TASK
From the line that includes "Transcribe the text in this document." to the last line of the records that follow, copy every line exactly and nothing more, omitting pictures.

***** INPUT

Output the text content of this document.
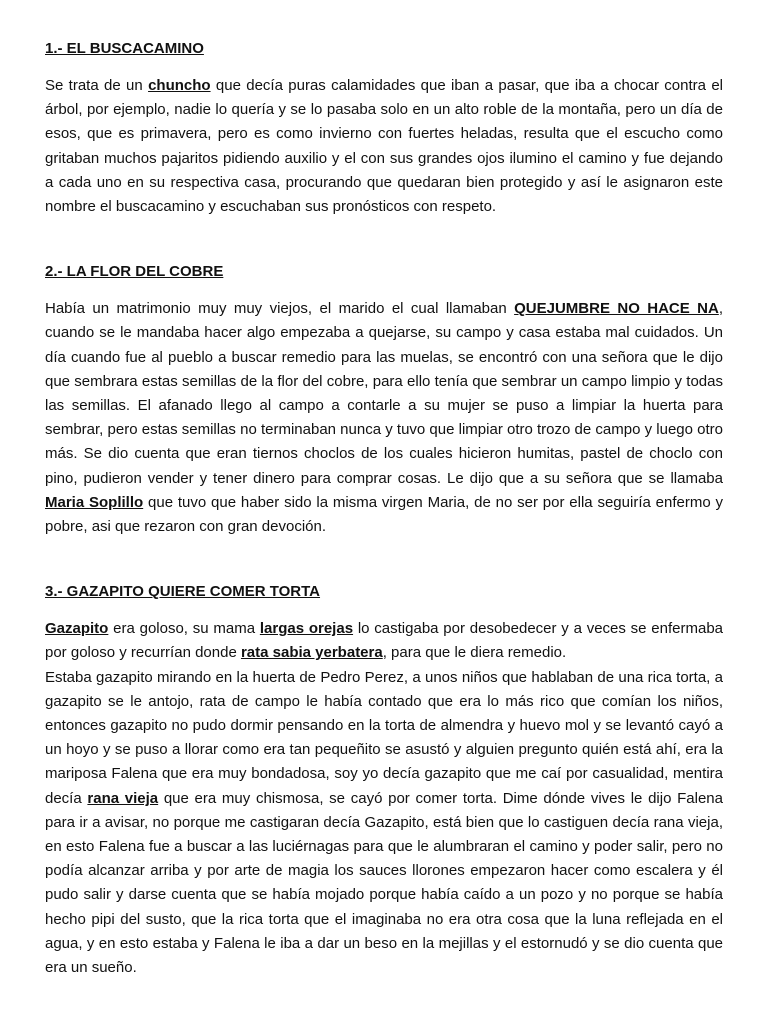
1.- EL BUSCACAMINO

Se trata de un chuncho que decía puras calamidades que iban a pasar, que iba a chocar contra el árbol, por ejemplo, nadie lo quería y se lo pasaba solo en un alto roble de la montaña, pero un día de esos, que es primavera, pero es como invierno con fuertes heladas, resulta que el escucho como gritaban muchos pajaritos pidiendo auxilio y el con sus grandes ojos ilumino el camino y fue dejando a cada uno en su respectiva casa, procurando que quedaran bien protegido y así le asignaron este nombre el buscacamino y escuchaban sus pronósticos con respeto.

2.- LA FLOR DEL COBRE

Había un matrimonio muy muy viejos, el marido el cual llamaban QUEJUMBRE NO HACE NA, cuando se le mandaba hacer algo empezaba a quejarse, su campo y casa estaba mal cuidados. Un día cuando fue al pueblo a buscar remedio para las muelas, se encontró con una señora que le dijo que sembrara estas semillas de la flor del cobre, para ello tenía que sembrar un campo limpio y todas las semillas. El afanado llego al campo a contarle a su mujer se puso a limpiar la huerta para sembrar, pero estas semillas no terminaban nunca y tuvo que limpiar otro trozo de campo y luego otro más. Se dio cuenta que eran tiernos choclos de los cuales hicieron humitas, pastel de choclo con pino, pudieron vender y tener dinero para comprar cosas. Le dijo que a su señora que se llamaba Maria Soplillo que tuvo que haber sido la misma virgen Maria, de no ser por ella seguiría enfermo y pobre, asi que rezaron con gran devoción.

3.- GAZAPITO QUIERE COMER TORTA

Gazapito era goloso, su mama largas orejas lo castigaba por desobedecer y a veces se enfermaba por goloso y recurrían donde rata sabia yerbatera, para que le diera remedio.

Estaba gazapito mirando en la huerta de Pedro Perez, a unos niños que hablaban de una rica torta, a gazapito se le antojo, rata de campo le había contado que era lo más rico que comían los niños, entonces gazapito no pudo dormir pensando en la torta de almendra y huevo mol y se levantó cayó a un hoyo y se puso a llorar como era tan pequeñito se asustó y alguien pregunto quién está ahí, era la mariposa Falena que era muy bondadosa, soy yo decía gazapito que me caí por casualidad, mentira decía rana vieja que era muy chismosa, se cayó por comer torta. Dime dónde vives le dijo Falena para ir a avisar, no porque me castigaran decía Gazapito, está bien que lo castiguen decía rana vieja, en esto Falena fue a buscar a las luciérnagas para que le alumbraran el camino y poder salir, pero no podía alcanzar arriba y por arte de magia los sauces llorones empezaron hacer como escalera y él pudo salir y darse cuenta que se había mojado porque había caído a un pozo y no porque se había hecho pipi del susto, que la rica torta que el imaginaba no era otra cosa que la luna reflejada en el agua, y en esto estaba y Falena le iba a dar un beso en la mejillas y el estornudó y se dio cuenta que era un sueño.
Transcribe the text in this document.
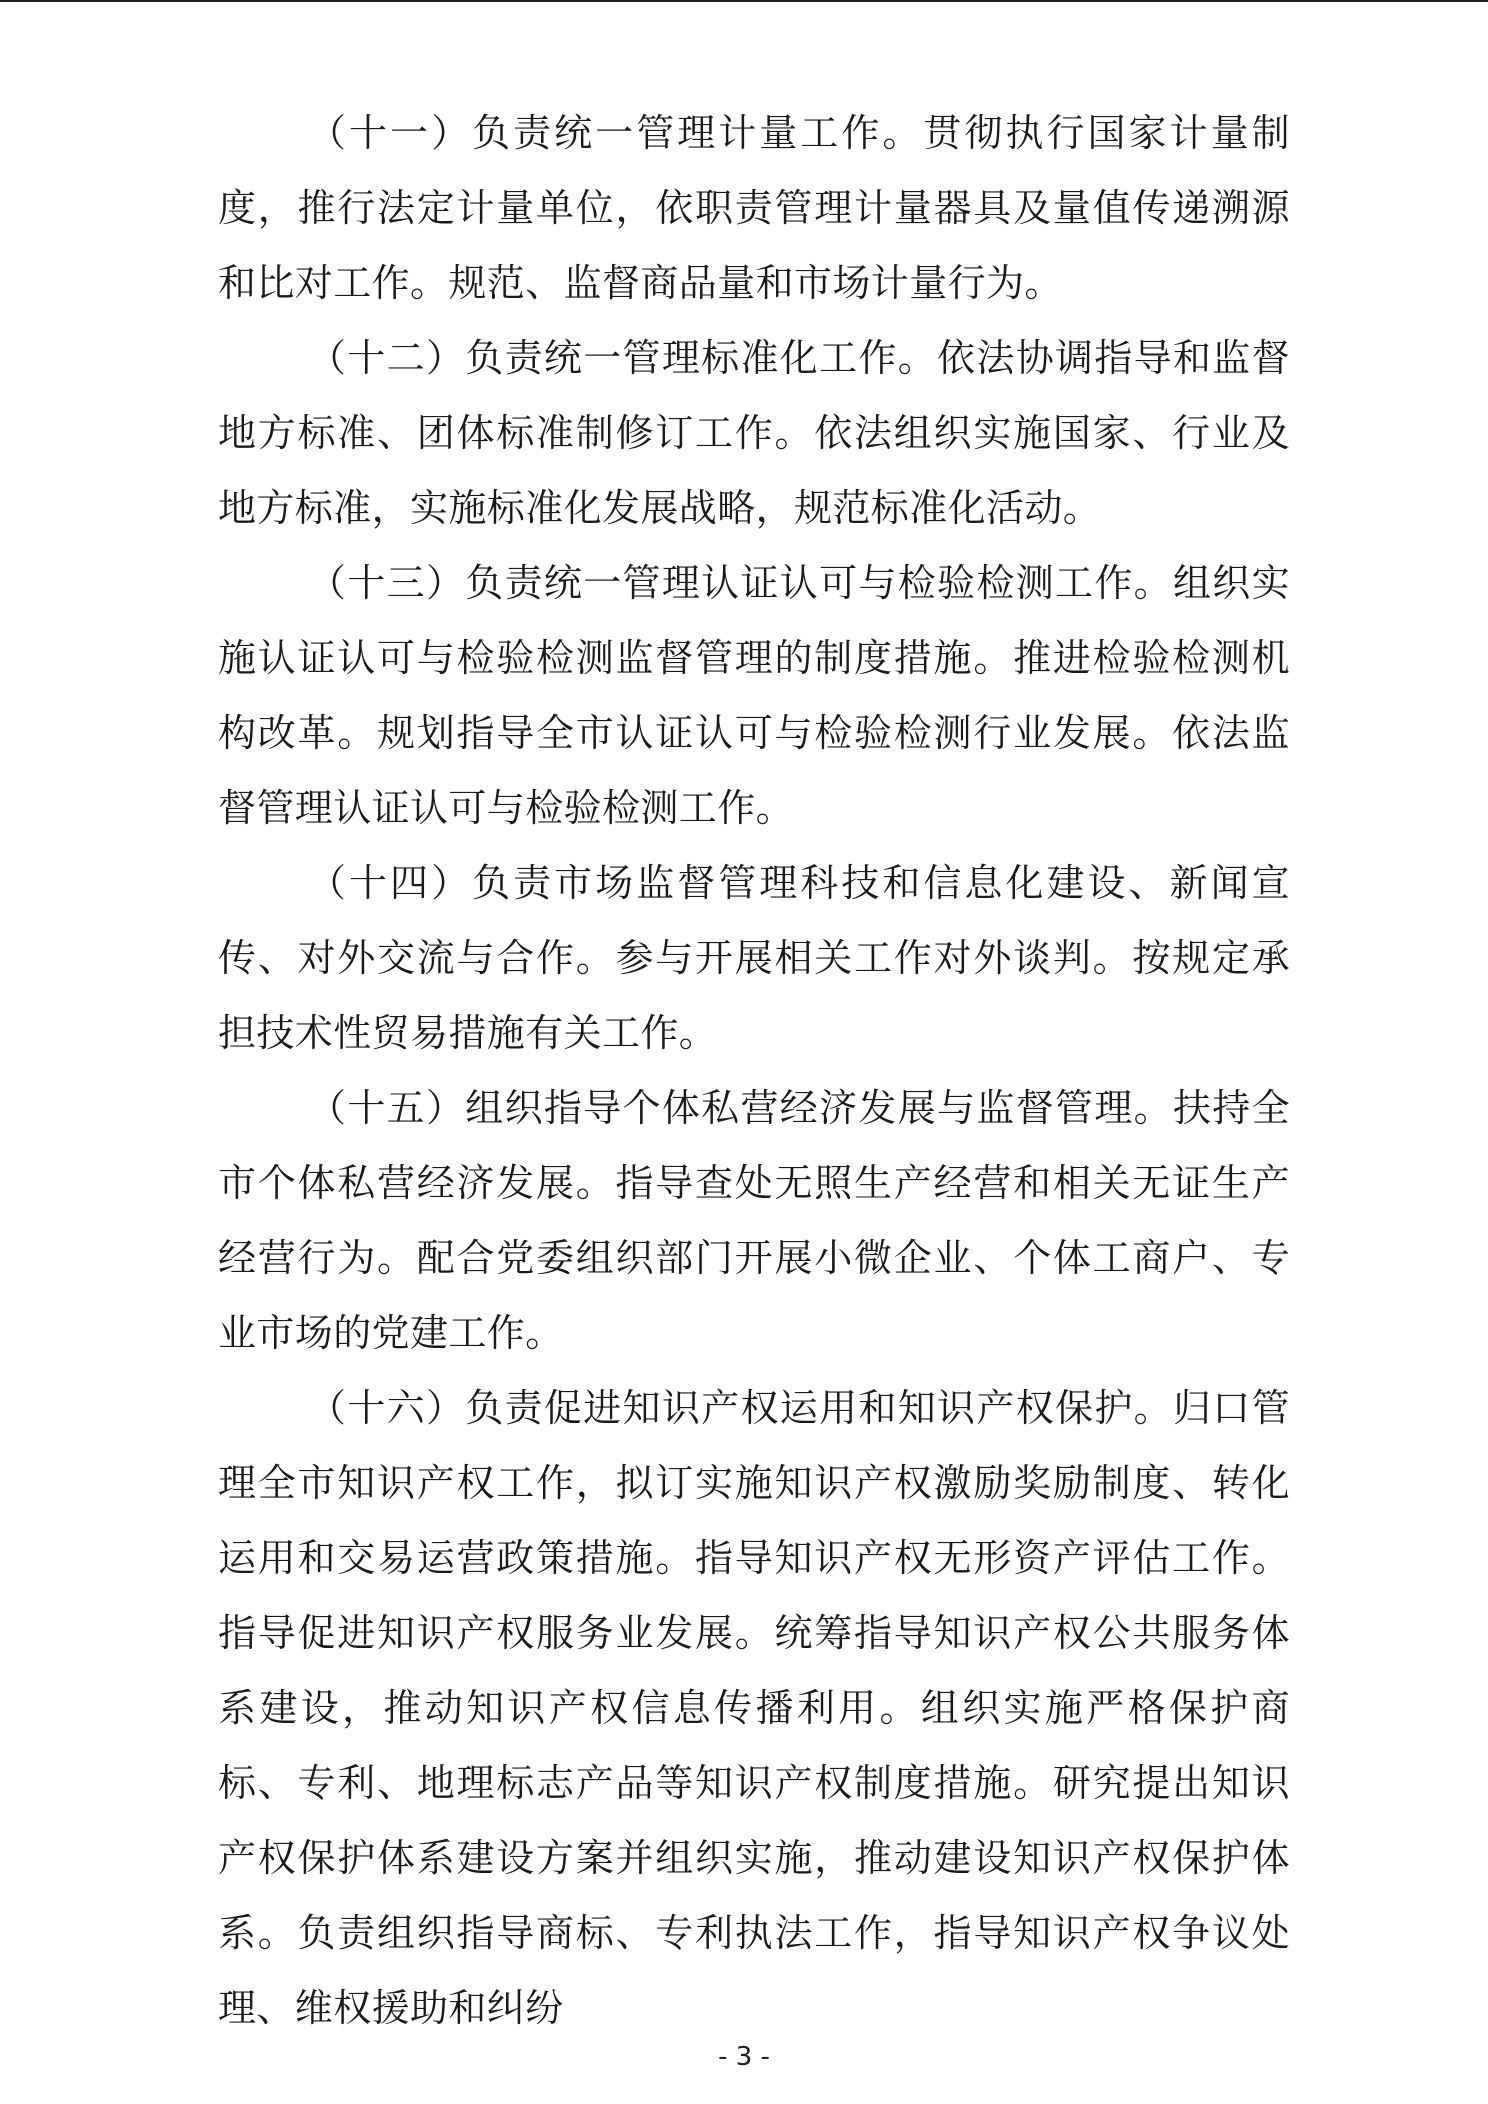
（十一）负责统一管理计量工作。贯彻执行国家计量制度，推行法定计量单位，依职责管理计量器具及量值传递溯源和比对工作。规范、监督商品量和市场计量行为。

（十二）负责统一管理标准化工作。依法协调指导和监督地方标准、团体标准制修订工作。依法组织实施国家、行业及地方标准，实施标准化发展战略，规范标准化活动。

（十三）负责统一管理认证认可与检验检测工作。组织实施认证认可与检验检测监督管理的制度措施。推进检验检测机构改革。规划指导全市认证认可与检验检测行业发展。依法监督管理认证认可与检验检测工作。

（十四）负责市场监督管理科技和信息化建设、新闻宣传、对外交流与合作。参与开展相关工作对外谈判。按规定承担技术性贸易措施有关工作。

（十五）组织指导个体私营经济发展与监督管理。扶持全市个体私营经济发展。指导查处无照生产经营和相关无证生产经营行为。配合党委组织部门开展小微企业、个体工商户、专业市场的党建工作。

（十六）负责促进知识产权运用和知识产权保护。归口管理全市知识产权工作，拟订实施知识产权激励奖励制度、转化运用和交易运营政策措施。指导知识产权无形资产评估工作。指导促进知识产权服务业发展。统筹指导知识产权公共服务体系建设，推动知识产权信息传播利用。组织实施严格保护商标、专利、地理标志产品等知识产权制度措施。研究提出知识产权保护体系建设方案并组织实施，推动建设知识产权保护体系。负责组织指导商标、专利执法工作，指导知识产权争议处理、维权援助和纠纷

- 3 -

**********

SOLUTION FOR THIS PROBLEM
Transcribe the text in this document.
（十一）负责统一管理计量工作。贯彻执行国家计量制度，推行法定计量单位，依职责管理计量器具及量值传递溯源和比对工作。规范、监督商品量和市场计量行为。

（十二）负责统一管理标准化工作。依法协调指导和监督地方标准、团体标准制修订工作。依法组织实施国家、行业及地方标准，实施标准化发展战略，规范标准化活动。

（十三）负责统一管理认证认可与检验检测工作。组织实施认证认可与检验检测监督管理的制度措施。推进检验检测机构改革。规划指导全市认证认可与检验检测行业发展。依法监督管理认证认可与检验检测工作。

（十四）负责市场监督管理科技和信息化建设、新闻宣传、对外交流与合作。参与开展相关工作对外谈判。按规定承担技术性贸易措施有关工作。

（十五）组织指导个体私营经济发展与监督管理。扶持全市个体私营经济发展。指导查处无照生产经营和相关无证生产经营行为。配合党委组织部门开展小微企业、个体工商户、专业市场的党建工作。

（十六）负责促进知识产权运用和知识产权保护。归口管理全市知识产权工作，拟订实施知识产权激励奖励制度、转化运用和交易运营政策措施。指导知识产权无形资产评估工作。指导促进知识产权服务业发展。统筹指导知识产权公共服务体系建设，推动知识产权信息传播利用。组织实施严格保护商标、专利、地理标志产品等知识产权制度措施。研究提出知识产权保护体系建设方案并组织实施，推动建设知识产权保护体系。负责组织指导商标、专利执法工作，指导知识产权争议处理、维权援助和纠纷

- 3 -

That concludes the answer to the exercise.